::: RECORD SET :::
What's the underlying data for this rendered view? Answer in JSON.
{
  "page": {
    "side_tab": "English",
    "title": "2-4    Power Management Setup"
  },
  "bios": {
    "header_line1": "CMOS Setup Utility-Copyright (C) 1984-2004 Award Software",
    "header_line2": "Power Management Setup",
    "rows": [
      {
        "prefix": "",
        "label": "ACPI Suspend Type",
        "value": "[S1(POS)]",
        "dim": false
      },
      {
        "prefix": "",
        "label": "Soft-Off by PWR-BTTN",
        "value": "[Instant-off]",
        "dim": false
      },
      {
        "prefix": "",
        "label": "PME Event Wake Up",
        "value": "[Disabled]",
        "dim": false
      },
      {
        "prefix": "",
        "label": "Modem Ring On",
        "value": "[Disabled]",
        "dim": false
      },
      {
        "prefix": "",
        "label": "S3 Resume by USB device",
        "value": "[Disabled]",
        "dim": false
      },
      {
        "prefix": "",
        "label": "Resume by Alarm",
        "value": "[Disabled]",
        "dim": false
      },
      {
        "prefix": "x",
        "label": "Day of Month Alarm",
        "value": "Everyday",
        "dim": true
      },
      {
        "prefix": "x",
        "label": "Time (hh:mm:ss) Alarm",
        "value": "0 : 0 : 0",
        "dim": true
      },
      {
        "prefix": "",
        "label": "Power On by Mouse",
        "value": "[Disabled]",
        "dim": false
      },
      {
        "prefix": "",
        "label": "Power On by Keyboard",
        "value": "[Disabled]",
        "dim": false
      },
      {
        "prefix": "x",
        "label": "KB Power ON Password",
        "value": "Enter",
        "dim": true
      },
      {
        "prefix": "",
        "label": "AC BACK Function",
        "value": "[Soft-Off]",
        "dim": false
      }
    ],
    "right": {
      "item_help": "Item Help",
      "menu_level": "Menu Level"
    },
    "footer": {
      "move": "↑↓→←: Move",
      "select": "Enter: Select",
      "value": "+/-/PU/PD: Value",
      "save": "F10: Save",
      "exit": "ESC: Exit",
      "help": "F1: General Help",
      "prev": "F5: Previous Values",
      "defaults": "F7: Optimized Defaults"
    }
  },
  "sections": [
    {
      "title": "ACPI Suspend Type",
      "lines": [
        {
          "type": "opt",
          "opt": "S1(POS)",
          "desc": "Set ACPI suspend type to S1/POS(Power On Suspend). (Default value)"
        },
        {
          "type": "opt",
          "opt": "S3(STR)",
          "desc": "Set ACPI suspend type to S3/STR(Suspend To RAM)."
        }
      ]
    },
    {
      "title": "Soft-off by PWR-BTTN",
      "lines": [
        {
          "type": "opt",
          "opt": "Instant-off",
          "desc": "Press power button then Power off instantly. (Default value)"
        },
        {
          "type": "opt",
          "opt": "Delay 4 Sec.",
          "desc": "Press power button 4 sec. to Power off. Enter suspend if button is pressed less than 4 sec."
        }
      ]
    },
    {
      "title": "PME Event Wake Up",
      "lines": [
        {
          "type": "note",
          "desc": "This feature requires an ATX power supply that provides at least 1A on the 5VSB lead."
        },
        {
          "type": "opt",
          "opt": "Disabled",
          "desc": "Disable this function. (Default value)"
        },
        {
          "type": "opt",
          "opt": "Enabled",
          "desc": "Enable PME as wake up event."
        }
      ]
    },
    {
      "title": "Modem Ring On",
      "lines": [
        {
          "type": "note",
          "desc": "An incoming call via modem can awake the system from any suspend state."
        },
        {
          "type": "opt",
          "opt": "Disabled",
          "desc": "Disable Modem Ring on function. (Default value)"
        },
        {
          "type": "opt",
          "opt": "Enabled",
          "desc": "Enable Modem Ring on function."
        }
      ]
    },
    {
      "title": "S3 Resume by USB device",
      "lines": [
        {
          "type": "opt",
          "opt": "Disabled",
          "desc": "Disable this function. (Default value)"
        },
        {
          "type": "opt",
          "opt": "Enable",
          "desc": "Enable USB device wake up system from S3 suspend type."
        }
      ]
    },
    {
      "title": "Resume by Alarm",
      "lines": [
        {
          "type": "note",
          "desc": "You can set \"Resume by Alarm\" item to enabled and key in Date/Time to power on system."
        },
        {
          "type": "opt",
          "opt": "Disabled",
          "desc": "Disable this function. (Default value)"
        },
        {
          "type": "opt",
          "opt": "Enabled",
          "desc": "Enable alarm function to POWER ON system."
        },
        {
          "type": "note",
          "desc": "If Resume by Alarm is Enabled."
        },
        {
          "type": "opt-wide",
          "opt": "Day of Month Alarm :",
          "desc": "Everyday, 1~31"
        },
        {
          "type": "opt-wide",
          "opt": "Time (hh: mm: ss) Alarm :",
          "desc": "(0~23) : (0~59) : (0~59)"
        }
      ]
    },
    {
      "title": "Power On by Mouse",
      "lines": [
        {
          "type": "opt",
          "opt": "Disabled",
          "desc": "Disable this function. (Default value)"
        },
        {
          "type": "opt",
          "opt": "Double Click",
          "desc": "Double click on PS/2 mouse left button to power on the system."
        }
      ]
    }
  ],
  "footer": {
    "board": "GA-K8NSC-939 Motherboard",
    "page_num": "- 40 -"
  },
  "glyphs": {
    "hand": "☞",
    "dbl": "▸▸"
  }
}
:::
AIM: Give an exact copy of all the data shown above.

RESULT OF THIS TASK:
What's the underlying data for this rendered view? Answer in JSON.
{
  "page": {
    "side_tab": "English",
    "title": "2-4    Power Management Setup"
  },
  "bios": {
    "header_line1": "CMOS Setup Utility-Copyright (C) 1984-2004 Award Software",
    "header_line2": "Power Management Setup",
    "rows": [
      {
        "prefix": "",
        "label": "ACPI Suspend Type",
        "value": "[S1(POS)]",
        "dim": false
      },
      {
        "prefix": "",
        "label": "Soft-Off by PWR-BTTN",
        "value": "[Instant-off]",
        "dim": false
      },
      {
        "prefix": "",
        "label": "PME Event Wake Up",
        "value": "[Disabled]",
        "dim": false
      },
      {
        "prefix": "",
        "label": "Modem Ring On",
        "value": "[Disabled]",
        "dim": false
      },
      {
        "prefix": "",
        "label": "S3 Resume by USB device",
        "value": "[Disabled]",
        "dim": false
      },
      {
        "prefix": "",
        "label": "Resume by Alarm",
        "value": "[Disabled]",
        "dim": false
      },
      {
        "prefix": "x",
        "label": "Day of Month Alarm",
        "value": "Everyday",
        "dim": true
      },
      {
        "prefix": "x",
        "label": "Time (hh:mm:ss) Alarm",
        "value": "0 : 0 : 0",
        "dim": true
      },
      {
        "prefix": "",
        "label": "Power On by Mouse",
        "value": "[Disabled]",
        "dim": false
      },
      {
        "prefix": "",
        "label": "Power On by Keyboard",
        "value": "[Disabled]",
        "dim": false
      },
      {
        "prefix": "x",
        "label": "KB Power ON Password",
        "value": "Enter",
        "dim": true
      },
      {
        "prefix": "",
        "label": "AC BACK Function",
        "value": "[Soft-Off]",
        "dim": false
      }
    ],
    "right": {
      "item_help": "Item Help",
      "menu_level": "Menu Level"
    },
    "footer": {
      "move": "↑↓→←: Move",
      "select": "Enter: Select",
      "value": "+/-/PU/PD: Value",
      "save": "F10: Save",
      "exit": "ESC: Exit",
      "help": "F1: General Help",
      "prev": "F5: Previous Values",
      "defaults": "F7: Optimized Defaults"
    }
  },
  "sections": [
    {
      "title": "ACPI Suspend Type",
      "lines": [
        {
          "type": "opt",
          "opt": "S1(POS)",
          "desc": "Set ACPI suspend type to S1/POS(Power On Suspend). (Default value)"
        },
        {
          "type": "opt",
          "opt": "S3(STR)",
          "desc": "Set ACPI suspend type to S3/STR(Suspend To RAM)."
        }
      ]
    },
    {
      "title": "Soft-off by PWR-BTTN",
      "lines": [
        {
          "type": "opt",
          "opt": "Instant-off",
          "desc": "Press power button then Power off instantly. (Default value)"
        },
        {
          "type": "opt",
          "opt": "Delay 4 Sec.",
          "desc": "Press power button 4 sec. to Power off. Enter suspend if button is pressed less than 4 sec."
        }
      ]
    },
    {
      "title": "PME Event Wake Up",
      "lines": [
        {
          "type": "note",
          "desc": "This feature requires an ATX power supply that provides at least 1A on the 5VSB lead."
        },
        {
          "type": "opt",
          "opt": "Disabled",
          "desc": "Disable this function. (Default value)"
        },
        {
          "type": "opt",
          "opt": "Enabled",
          "desc": "Enable PME as wake up event."
        }
      ]
    },
    {
      "title": "Modem Ring On",
      "lines": [
        {
          "type": "note",
          "desc": "An incoming call via modem can awake the system from any suspend state."
        },
        {
          "type": "opt",
          "opt": "Disabled",
          "desc": "Disable Modem Ring on function. (Default value)"
        },
        {
          "type": "opt",
          "opt": "Enabled",
          "desc": "Enable Modem Ring on function."
        }
      ]
    },
    {
      "title": "S3 Resume by USB device",
      "lines": [
        {
          "type": "opt",
          "opt": "Disabled",
          "desc": "Disable this function. (Default value)"
        },
        {
          "type": "opt",
          "opt": "Enable",
          "desc": "Enable USB device wake up system from S3 suspend type."
        }
      ]
    },
    {
      "title": "Resume by Alarm",
      "lines": [
        {
          "type": "note",
          "desc": "You can set \"Resume by Alarm\" item to enabled and key in Date/Time to power on system."
        },
        {
          "type": "opt",
          "opt": "Disabled",
          "desc": "Disable this function. (Default value)"
        },
        {
          "type": "opt",
          "opt": "Enabled",
          "desc": "Enable alarm function to POWER ON system."
        },
        {
          "type": "note",
          "desc": "If Resume by Alarm is Enabled."
        },
        {
          "type": "opt-wide",
          "opt": "Day of Month Alarm :",
          "desc": "Everyday, 1~31"
        },
        {
          "type": "opt-wide",
          "opt": "Time (hh: mm: ss) Alarm :",
          "desc": "(0~23) : (0~59) : (0~59)"
        }
      ]
    },
    {
      "title": "Power On by Mouse",
      "lines": [
        {
          "type": "opt",
          "opt": "Disabled",
          "desc": "Disable this function. (Default value)"
        },
        {
          "type": "opt",
          "opt": "Double Click",
          "desc": "Double click on PS/2 mouse left button to power on the system."
        }
      ]
    }
  ],
  "footer": {
    "board": "GA-K8NSC-939 Motherboard",
    "page_num": "- 40 -"
  },
  "glyphs": {
    "hand": "☞",
    "dbl": "▸▸"
  }
}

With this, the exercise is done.